(Directive)
Look through the listing and locate every line containing the word "kost¹"; copy those lines.

(Dataset)

>> begin

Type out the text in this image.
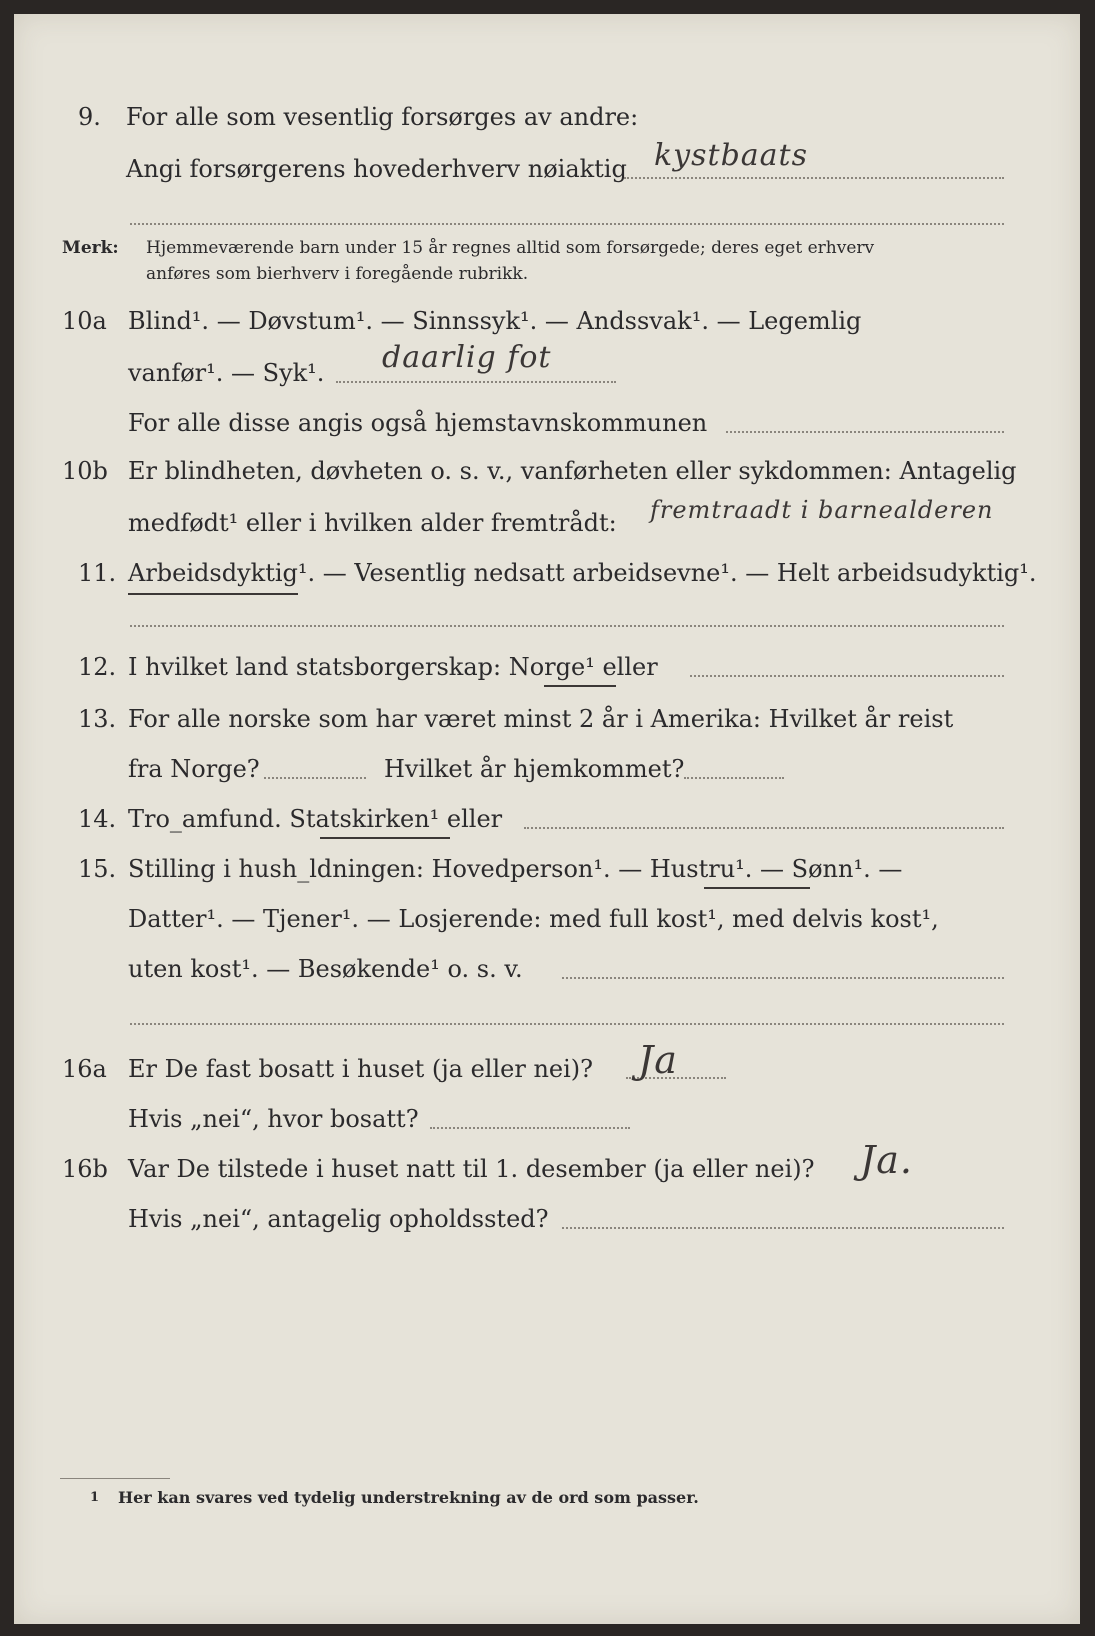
9. For alle som vesentlig forsørges av andre:
Angi forsørgerens hovederhverv nøiaktig kystbaats
Merk: Hjemmeværende barn under 15 år regnes alltid som forsørgede; deres eget erhverv
anføres som bierhverv i foregående rubrikk.
10a Blind¹. — Døvstum¹. — Sinnssyk¹. — Andssvak¹. — Legemlig
vanfør¹. — Syk¹. daarlig fot
For alle disse angis også hjemstavnskommunen
10b Er blindheten, døvheten o. s. v., vanførheten eller sykdommen: Antagelig
medfødt¹ eller i hvilken alder fremtrådt: fremtraadt i barnealderen
11. Arbeidsdyktig¹. — Vesentlig nedsatt arbeidsevne¹. — Helt arbeidsudyktig¹.
12. I hvilket land statsborgerskap: Norge¹ eller
13. For alle norske som har været minst 2 år i Amerika: Hvilket år reist
fra Norge?	Hvilket år hjemkommet?
14. Tro_amfund. Statskirken¹ eller
15. Stilling i hush_ldningen: Hovedperson¹. — Hustru¹. — Sønn¹. —
Datter¹. — Tjener¹. — Losjerende: med full kost¹, med delvis kost¹,
uten kost¹. — Besøkende¹ o. s. v.
16a Er De fast bosatt i huset (ja eller nei)? Ja
Hvis „nei“, hvor bosatt?
16b Var De tilstede i huset natt til 1. desember (ja eller nei)? Ja.
Hvis „nei“, antagelig opholdssted?
1 Her kan svares ved tydelig understrekning av de ord som passer.
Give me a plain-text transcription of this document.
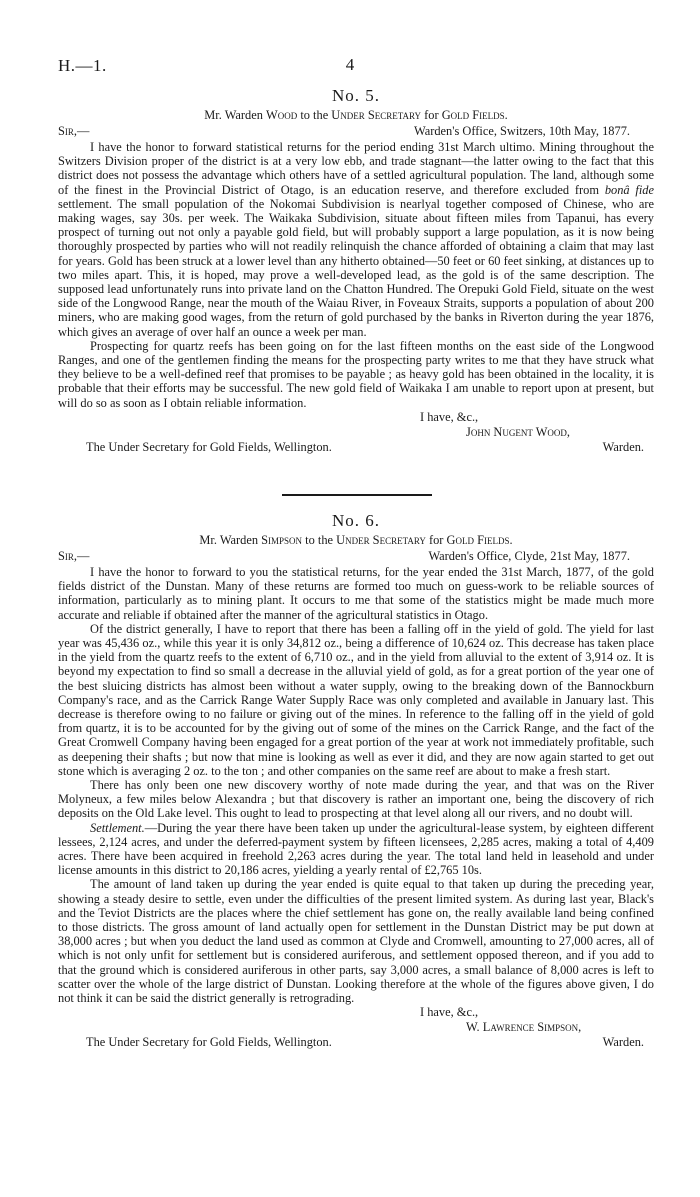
H.—1.	4
No. 5.
Mr. Warden Wood to the Under Secretary for Gold Fields.
Sir,—	Warden's Office, Switzers, 10th May, 1877.

I have the honor to forward statistical returns for the period ending 31st March ultimo. Mining throughout the Switzers Division proper of the district is at a very low ebb, and trade stagnant—the latter owing to the fact that this district does not possess the advantage which others have of a settled agricultural population. The land, although some of the finest in the Provincial District of Otago, is an education reserve, and therefore excluded from bonâ fide settlement. The small population of the Nokomai Subdivision is nearlyal together composed of Chinese, who are making wages, say 30s. per week. The Waikaka Subdivision, situate about fifteen miles from Tapanui, has every prospect of turning out not only a payable gold field, but will probably support a large population, as it is now being thoroughly prospected by parties who will not readily relinquish the chance afforded of obtaining a claim that may last for years. Gold has been struck at a lower level than any hitherto obtained—50 feet or 60 feet sinking, at distances up to two miles apart. This, it is hoped, may prove a well-developed lead, as the gold is of the same description. The supposed lead unfortunately runs into private land on the Chatton Hundred. The Orepuki Gold Field, situate on the west side of the Longwood Range, near the mouth of the Waiau River, in Foveaux Straits, supports a population of about 200 miners, who are making good wages, from the return of gold purchased by the banks in Riverton during the year 1876, which gives an average of over half an ounce a week per man.

Prospecting for quartz reefs has been going on for the last fifteen months on the east side of the Longwood Ranges, and one of the gentlemen finding the means for the prospecting party writes to me that they have struck what they believe to be a well-defined reef that promises to be payable ; as heavy gold has been obtained in the locality, it is probable that their efforts may be successful. The new gold field of Waikaka I am unable to report upon at present, but will do so as soon as I obtain reliable information.

I have, &c.,
John Nugent Wood,
The Under Secretary for Gold Fields, Wellington.	Warden.
No. 6.
Mr. Warden Simpson to the Under Secretary for Gold Fields.
Sir,—	Warden's Office, Clyde, 21st May, 1877.

I have the honor to forward to you the statistical returns, for the year ended the 31st March, 1877, of the gold fields district of the Dunstan. Many of these returns are formed too much on guess-work to be reliable sources of information, particularly as to mining plant. It occurs to me that some of the statistics might be made much more accurate and reliable if obtained after the manner of the agricultural statistics in Otago.

Of the district generally, I have to report that there has been a falling off in the yield of gold. The yield for last year was 45,436 oz., while this year it is only 34,812 oz., being a difference of 10,624 oz. This decrease has taken place in the yield from the quartz reefs to the extent of 6,710 oz., and in the yield from alluvial to the extent of 3,914 oz. It is beyond my expectation to find so small a decrease in the alluvial yield of gold, as for a great portion of the year one of the best sluicing districts has almost been without a water supply, owing to the breaking down of the Bannockburn Company's race, and as the Carrick Range Water Supply Race was only completed and available in January last. This decrease is therefore owing to no failure or giving out of the mines. In reference to the falling off in the yield of gold from quartz, it is to be accounted for by the giving out of some of the mines on the Carrick Range, and the fact of the Great Cromwell Company having been engaged for a great portion of the year at work not immediately profitable, such as deepening their shafts ; but now that mine is looking as well as ever it did, and they are now again started to get out stone which is averaging 2 oz. to the ton ; and other companies on the same reef are about to make a fresh start.

There has only been one new discovery worthy of note made during the year, and that was on the River Molyneux, a few miles below Alexandra ; but that discovery is rather an important one, being the discovery of rich deposits on the Old Lake level. This ought to lead to prospecting at that level along all our rivers, and no doubt will.

Settlement.—During the year there have been taken up under the agricultural-lease system, by eighteen different lessees, 2,124 acres, and under the deferred-payment system by fifteen licensees, 2,285 acres, making a total of 4,409 acres. There have been acquired in freehold 2,263 acres during the year. The total land held in leasehold and under license amounts in this district to 20,186 acres, yielding a yearly rental of £2,765 10s.

The amount of land taken up during the year ended is quite equal to that taken up during the preceding year, showing a steady desire to settle, even under the difficulties of the present limited system. As during last year, Black's and the Teviot Districts are the places where the chief settlement has gone on, the really available land being confined to those districts. The gross amount of land actually open for settlement in the Dunstan District may be put down at 38,000 acres ; but when you deduct the land used as common at Clyde and Cromwell, amounting to 27,000 acres, all of which is not only unfit for settlement but is considered auriferous, and settlement opposed thereon, and if you add to that the ground which is considered auriferous in other parts, say 3,000 acres, a small balance of 8,000 acres is left to scatter over the whole of the large district of Dunstan. Looking therefore at the whole of the figures above given, I do not think it can be said the district generally is retrograding.

I have, &c.,
W. Lawrence Simpson,
The Under Secretary for Gold Fields, Wellington.	Warden.
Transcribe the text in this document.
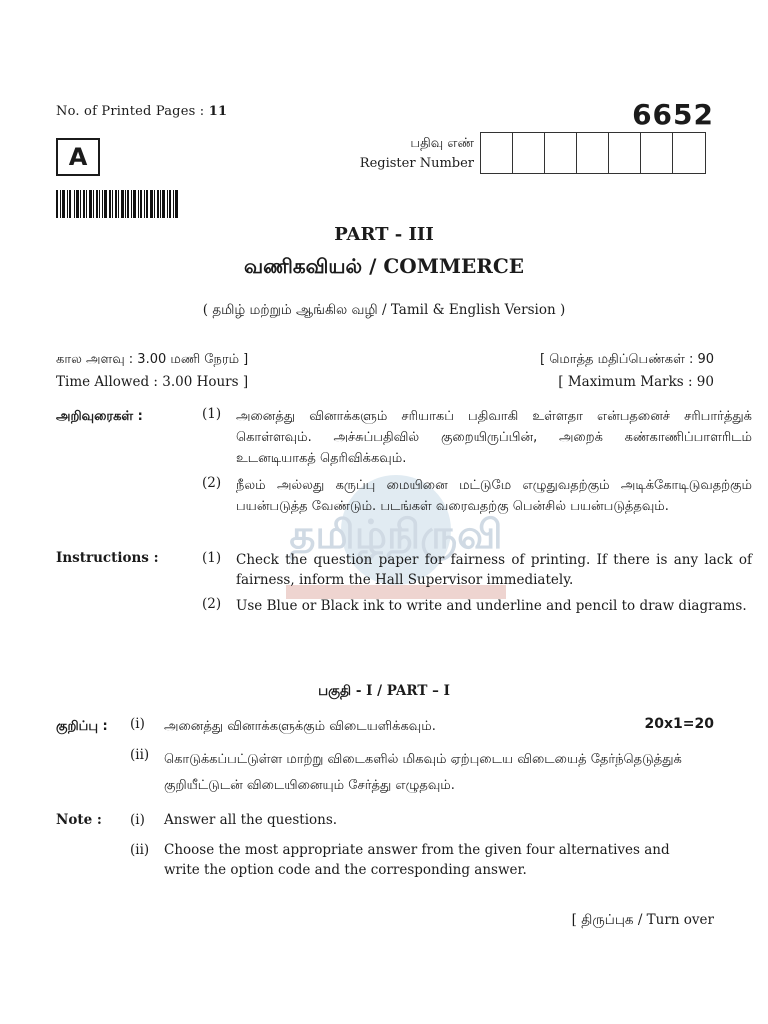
No. of Printed Pages : 11	6652
A	பதிவு எண்
Register Number
தமிழ்நிருவி
PART - III
வணிகவியல் / COMMERCE
( தமிழ் மற்றும் ஆங்கில வழி / Tamil & English Version )
கால அளவு : 3.00 மணி நேரம் ]
Time Allowed : 3.00 Hours ]
[ மொத்த மதிப்பெண்கள் : 90
[ Maximum Marks : 90
அறிவுரைகள் :	(1)	அனைத்து வினாக்களும் சரியாகப் பதிவாகி உள்ளதா என்பதனைச் சரிபார்த்துக் கொள்ளவும். அச்சுப்பதிவில் குறையிருப்பின், அறைக் கண்காணிப்பாளரிடம் உடனடியாகத் தெரிவிக்கவும்.
(2)	நீலம் அல்லது கருப்பு மையினை மட்டுமே எழுதுவதற்கும் அடிக்கோடிடுவதற்கும் பயன்படுத்த வேண்டும். படங்கள் வரைவதற்கு பென்சில் பயன்படுத்தவும்.
Instructions :	(1)	Check the question paper for fairness of printing. If there is any lack of fairness, inform the Hall Supervisor immediately.
(2)	Use Blue or Black ink to write and underline and pencil to draw diagrams.
பகுதி - I / PART – I
20x1=20
குறிப்பு :	(i)	அனைத்து வினாக்களுக்கும் விடையளிக்கவும்.
(ii)	கொடுக்கப்பட்டுள்ள மாற்று விடைகளில் மிகவும் ஏற்புடைய விடையைத் தேர்ந்தெடுத்துக் குறியீட்டுடன் விடையினையும் சேர்த்து எழுதவும்.
Note :	(i)	Answer all the questions.
(ii)	Choose the most appropriate answer from the given four alternatives and write the option code and the corresponding answer.
[ திருப்புக / Turn over
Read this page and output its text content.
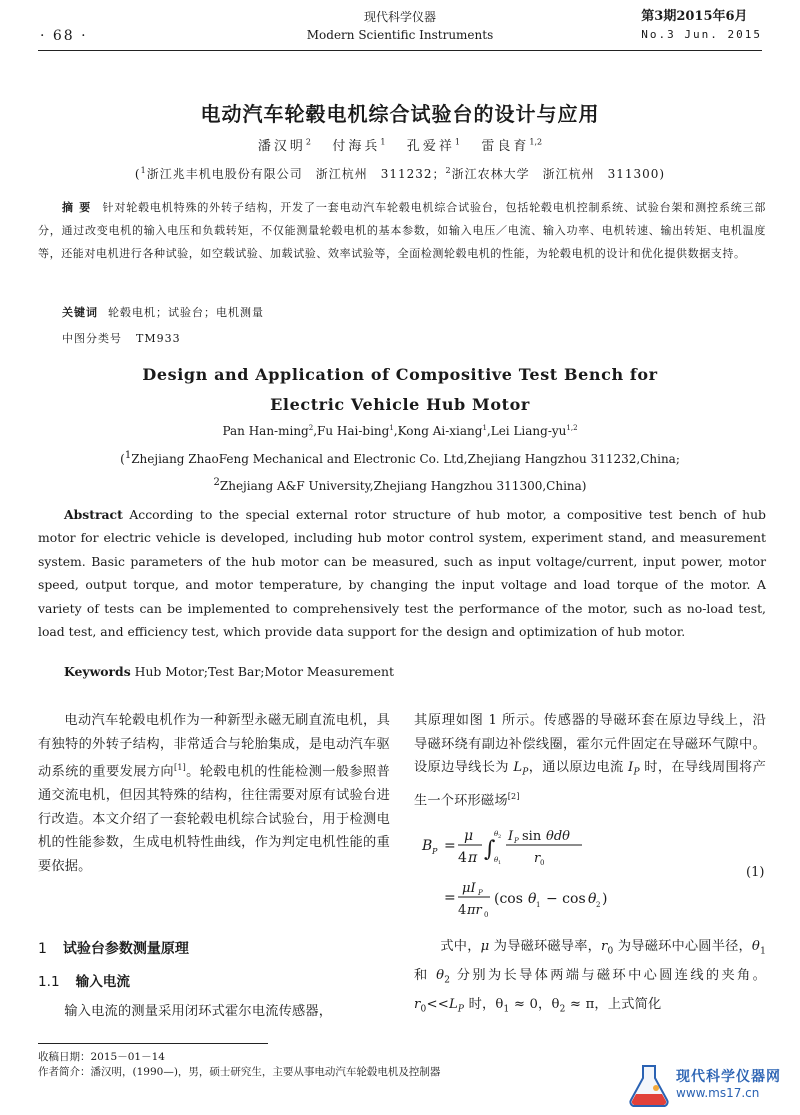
· 68 ·
现代科学仪器
Modern Scientific Instruments
第3期2015年6月
No.3 Jun. 2015
电动汽车轮毂电机综合试验台的设计与应用
潘汉明$^2$ 付海兵$^1$ 孔爱祥$^1$ 雷良育$^{1,2}$
($^1$浙江兆丰机电股份有限公司　浙江杭州　311232；$^2$浙江农林大学　浙江杭州　311300)
摘要 针对轮毂电机特殊的外转子结构，开发了一套电动汽车轮毂电机综合试验台，包括轮毂电机控制系统、试验台架和测控系统三部分，通过改变电机的输入电压和负载转矩，不仅能测量轮毂电机的基本参数，如输入电压／电流、输入功率、电机转速、输出转矩、电机温度等，还能对电机进行各种试验，如空载试验、加载试验、效率试验等，全面检测轮毂电机的性能，为轮毂电机的设计和优化提供数据支持。
关键词 轮毂电机；试验台；电机测量
中图分类号 TM933
Design and Application of Compositive Test Bench for
Electric Vehicle Hub Motor
Pan Han-ming$^2$,Fu Hai-bing$^1$,Kong Ai-xiang$^1$,Lei Liang-yu$^{1,2}$
($^1$Zhejiang ZhaoFeng Mechanical and Electronic Co. Ltd,Zhejiang Hangzhou 311232,China;
$^2$Zhejiang A&F University,Zhejiang Hangzhou 311300,China)
Abstract According to the special external rotor structure of hub motor, a compositive test bench of hub motor for electric vehicle is developed, including hub motor control system, experiment stand, and measurement system. Basic parameters of the hub motor can be measured, such as input voltage/current, input power, motor speed, output torque, and motor temperature, by changing the input voltage and load torque of the motor. A variety of tests can be implemented to comprehensively test the performance of the motor, such as no-load test, load test, and efficiency test, which provide data support for the design and optimization of hub motor.
Keywords Hub Motor;Test Bar;Motor Measurement
电动汽车轮毂电机作为一种新型永磁无刷直流电机，具有独特的外转子结构，非常适合与轮胎集成，是电动汽车驱动系统的重要发展方向[1]。轮毂电机的性能检测一般参照普通交流电机，但因其特殊的结构，往往需要对原有试验台进行改造。本文介绍了一套轮毂电机综合试验台，用于检测电机的性能参数，生成电机特性曲线，作为判定电机性能的重要依据。
1 试验台参数测量原理
1.1 输入电流
输入电流的测量采用闭环式霍尔电流传感器，
其原理如图 1 所示。传感器的导磁环套在原边导线上，沿导磁环绕有副边补偿线圈，霍尔元件固定在导磁环气隙中。设原边导线长为 $L_P$，通以原边电流 $I_P$ 时，在导线周围将产生一个环形磁场[2]
B P =
μ
4 π ∫
θ 2
θ 1
I P sin θdθ
r 0
(1)
=
μI P
4 πr 0
(cos θ 1 − cos θ 2 )
式中，μ 为导磁环磁导率，$r_0$ 为导磁环中心圆半径，$\theta_1$ 和 $\theta_2$ 分别为长导体两端与磁环中心圆连线的夹角。$r_0<<L_P$ 时，$\theta_1 \approx 0$，$\theta_2 \approx \pi$，上式简化
收稿日期：2015－01－14
作者简介：潘汉明，(1990—)，男，硕士研究生，主要从事电动汽车轮毂电机及控制器	现代科学仪器网
www.ms17.cn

>> end

(The response)
Datter¹. — Tjener¹. — Losjerende: med full kost¹, med delvis kost¹,
uten kost¹. — Besøkende¹ o. s. v.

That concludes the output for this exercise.